:: WORK INSTRUCTIONS ::
Among the records that follow, count the lines with the string "structured"; report only that count.

:: INPUT RECORDS ::
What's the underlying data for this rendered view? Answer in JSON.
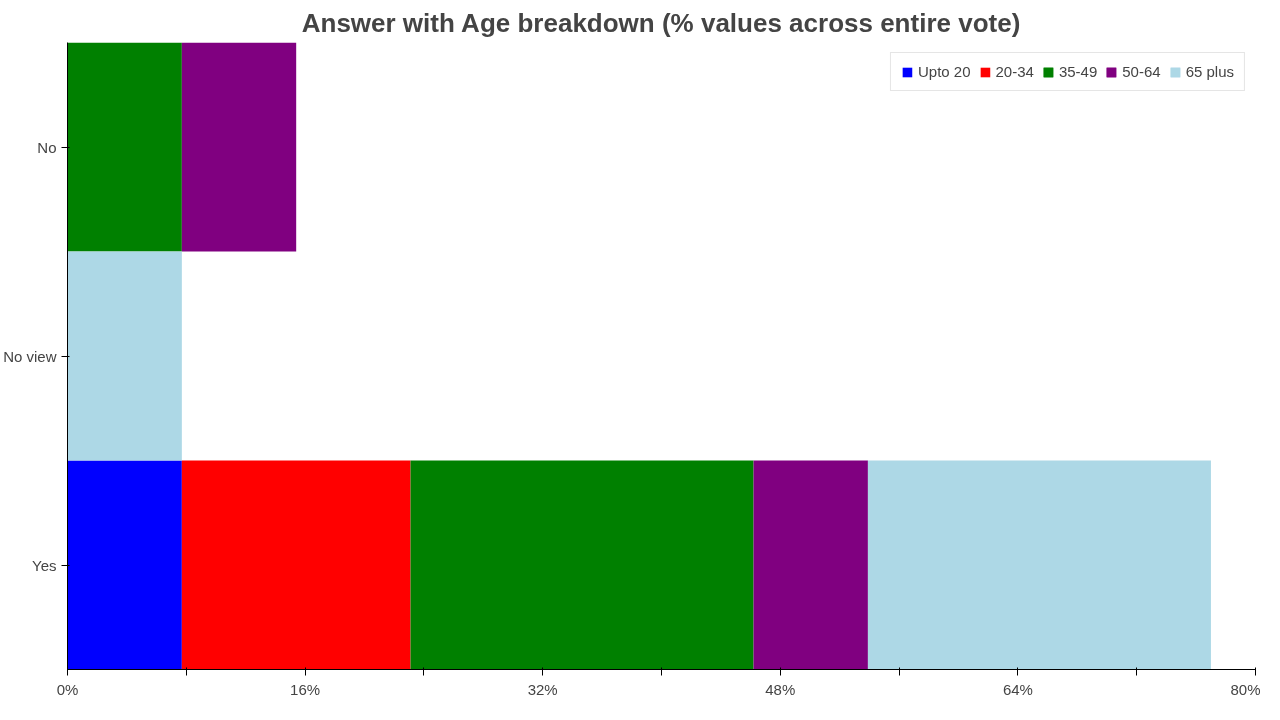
{
  "chart_data": {
    "type": "bar",
    "orientation": "horizontal",
    "stacked": true,
    "title": "Answer with Age breakdown (% values across entire vote)",
    "categories": [
      "No",
      "No view",
      "Yes"
    ],
    "series": [
      {
        "name": "Upto 20",
        "color": "#0000ff",
        "values": [
          null,
          null,
          7.7
        ]
      },
      {
        "name": "20-34",
        "color": "#ff0000",
        "values": [
          null,
          null,
          15.4
        ]
      },
      {
        "name": "35-49",
        "color": "#008000",
        "values": [
          7.7,
          null,
          23.1
        ]
      },
      {
        "name": "50-64",
        "color": "#800080",
        "values": [
          7.7,
          null,
          7.7
        ]
      },
      {
        "name": "65 plus",
        "color": "#add8e6",
        "values": [
          null,
          7.7,
          23.1
        ]
      }
    ],
    "xlim": [
      0,
      80
    ],
    "xticks": [
      {
        "value": 0,
        "label": "0%"
      },
      {
        "value": 8,
        "label": null
      },
      {
        "value": 16,
        "label": "16%"
      },
      {
        "value": 24,
        "label": null
      },
      {
        "value": 32,
        "label": "32%"
      },
      {
        "value": 40,
        "label": null
      },
      {
        "value": 48,
        "label": "48%"
      },
      {
        "value": 56,
        "label": null
      },
      {
        "value": 64,
        "label": "64%"
      },
      {
        "value": 72,
        "label": null
      },
      {
        "value": 80,
        "label": "80%"
      }
    ],
    "grid": false,
    "legend": "top right"
  }
}
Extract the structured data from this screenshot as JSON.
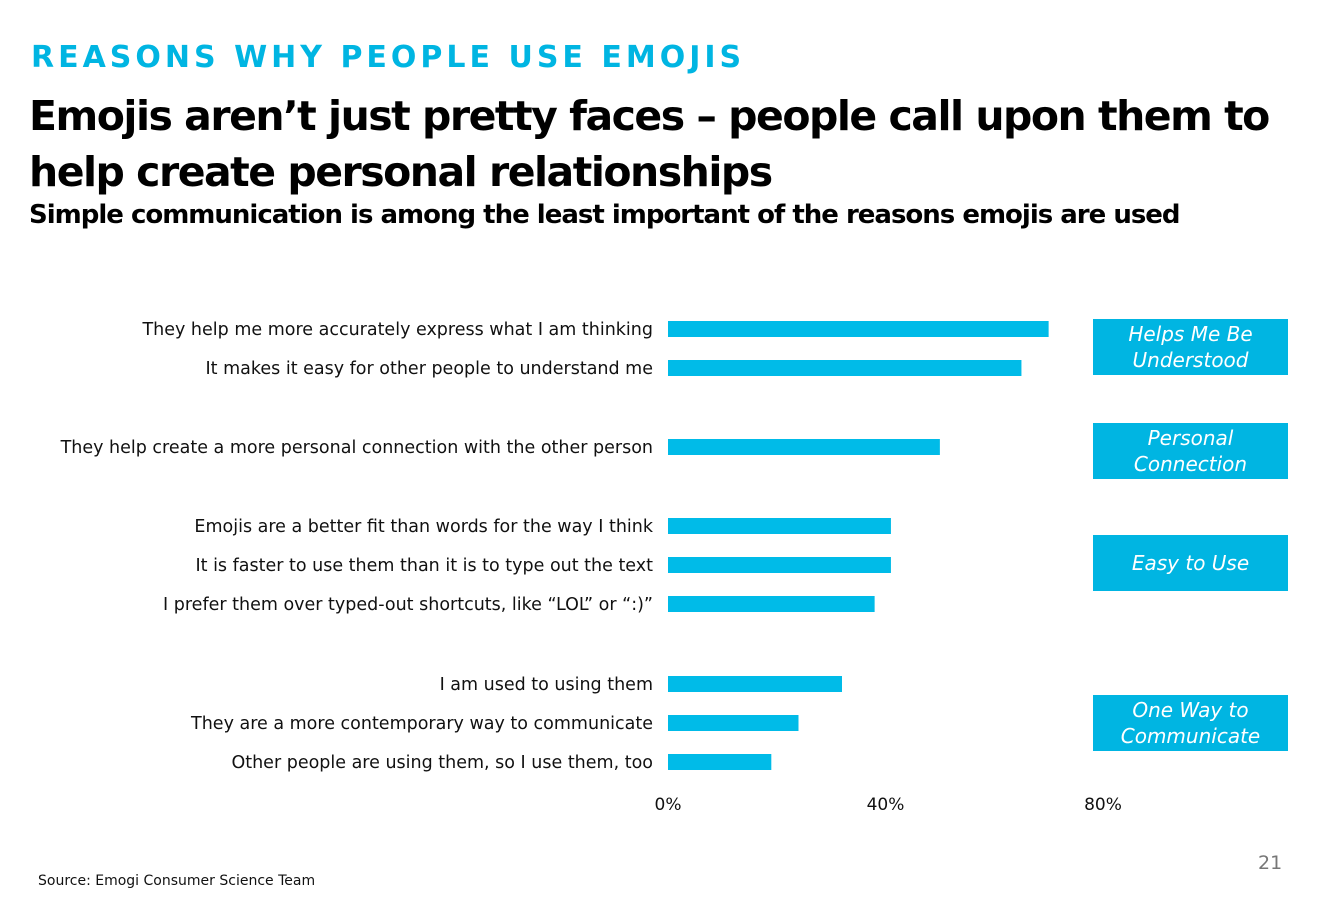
{
  "eyebrow": "REASONS WHY PEOPLE USE EMOJIS",
  "headline": "Emojis aren’t just pretty faces – people call upon them to help create personal relationships",
  "subhead": "Simple communication is among the least important of the reasons emojis are used",
  "source": "Source: Emogi Consumer Science Team",
  "page_number": "21",
  "colors": {
    "accent": "#00b5e2",
    "bar": "#00bbe8"
  },
  "groups": [
    {
      "label": "Helps Me Be Understood"
    },
    {
      "label": "Personal Connection"
    },
    {
      "label": "Easy to Use"
    },
    {
      "label": "One Way to Communicate"
    }
  ],
  "chart_data": {
    "type": "bar",
    "orientation": "horizontal",
    "categories": [
      "They help me more accurately express what I am thinking",
      "It makes it easy for other people to understand me",
      "They help create a more personal connection with the other person",
      "Emojis are a better fit than words for the way I think",
      "It is faster to use them than it is to type out the text",
      "I prefer them over typed-out shortcuts, like “LOL” or “:)”",
      "I am used to using them",
      "They are a more contemporary way to communicate",
      "Other people are using them, so I use them, too"
    ],
    "values": [
      70,
      65,
      50,
      41,
      41,
      38,
      32,
      24,
      19
    ],
    "category_group": [
      0,
      0,
      1,
      2,
      2,
      2,
      3,
      3,
      3
    ],
    "xlim": [
      0,
      80
    ],
    "x_ticks": [
      "0%",
      "40%",
      "80%"
    ],
    "grid": false,
    "legend": "none"
  }
}
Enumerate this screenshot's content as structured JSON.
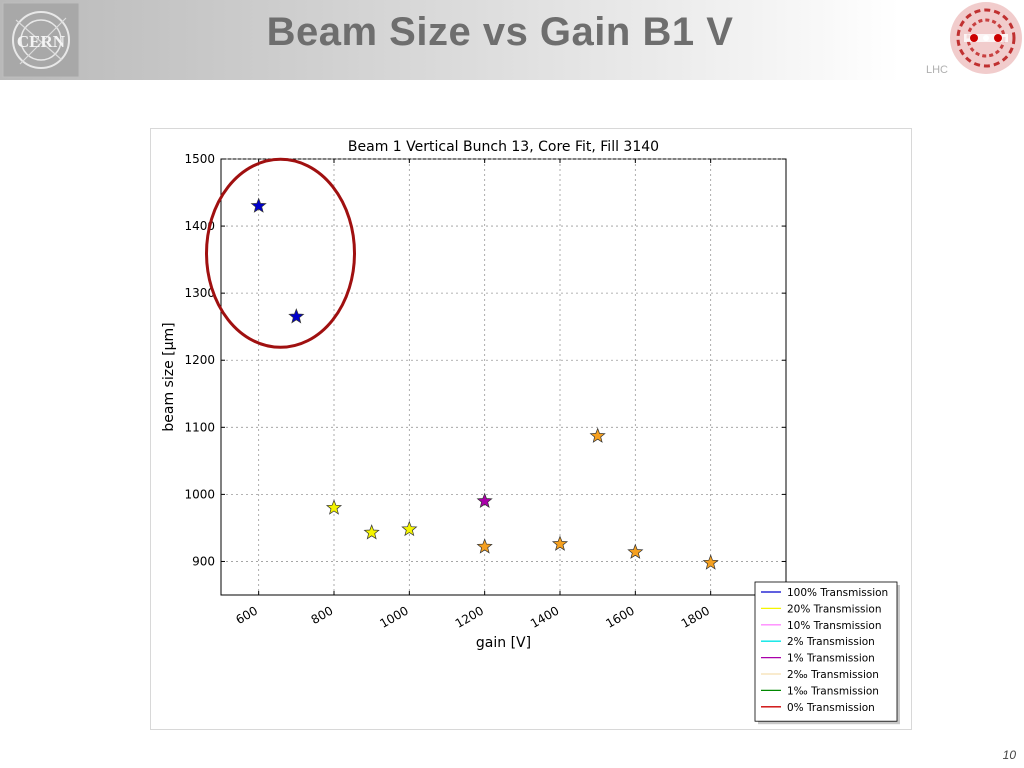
{
  "slide": {
    "title": "Beam Size vs Gain B1 V",
    "page_number": "10",
    "logos": {
      "left": "cern-logo",
      "left_text": "CERN",
      "right": "lhc-logo",
      "right_text": "LHC"
    }
  },
  "colors": {
    "highlight_circle": "#a01010",
    "grid": "#9a9a9a"
  },
  "chart_data": {
    "type": "scatter",
    "title": "Beam 1 Vertical Bunch 13, Core Fit, Fill 3140",
    "xlabel": "gain [V]",
    "ylabel": "beam size [μm]",
    "xlim": [
      500,
      2000
    ],
    "ylim": [
      850,
      1500
    ],
    "xticks": [
      600,
      800,
      1000,
      1200,
      1400,
      1600,
      1800
    ],
    "xtick_labels": [
      "600",
      "800",
      "1000",
      "1200",
      "1400",
      "1600",
      "1800"
    ],
    "yticks": [
      900,
      1000,
      1100,
      1200,
      1300,
      1400,
      1500
    ],
    "ytick_labels": [
      "900",
      "1000",
      "1100",
      "1200",
      "1300",
      "1400",
      "1500"
    ],
    "grid": true,
    "marker": "star",
    "series": [
      {
        "name": "100% Transmission",
        "color": "#0000cc",
        "x": [
          600,
          700
        ],
        "y": [
          1430,
          1265
        ]
      },
      {
        "name": "20% Transmission",
        "color": "#f5f500",
        "x": [
          800,
          900,
          1000
        ],
        "y": [
          980,
          943,
          948
        ]
      },
      {
        "name": "10% Transmission",
        "color": "#ff88ff",
        "x": [],
        "y": []
      },
      {
        "name": "2% Transmission",
        "color": "#00e5e5",
        "x": [],
        "y": []
      },
      {
        "name": "1% Transmission",
        "color": "#aa00aa",
        "x": [
          1200
        ],
        "y": [
          990
        ]
      },
      {
        "name": "2‰ Transmission",
        "color": "#f5dfb0",
        "x": [],
        "y": []
      },
      {
        "name": "1‰ Transmission",
        "color": "#008800",
        "x": [],
        "y": []
      },
      {
        "name": "0% Transmission",
        "color": "#cc0000",
        "x": [],
        "y": []
      },
      {
        "name": "unlabeled (orange markers)",
        "color": "#f5a020",
        "in_legend": false,
        "x": [
          1200,
          1400,
          1500,
          1600,
          1800
        ],
        "y": [
          922,
          926,
          1087,
          914,
          898
        ]
      }
    ],
    "legend_location": "lower-right, outside plot area",
    "annotation": "red ellipse around 100% Transmission points"
  }
}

:: EXERCISE ANSWER ::
2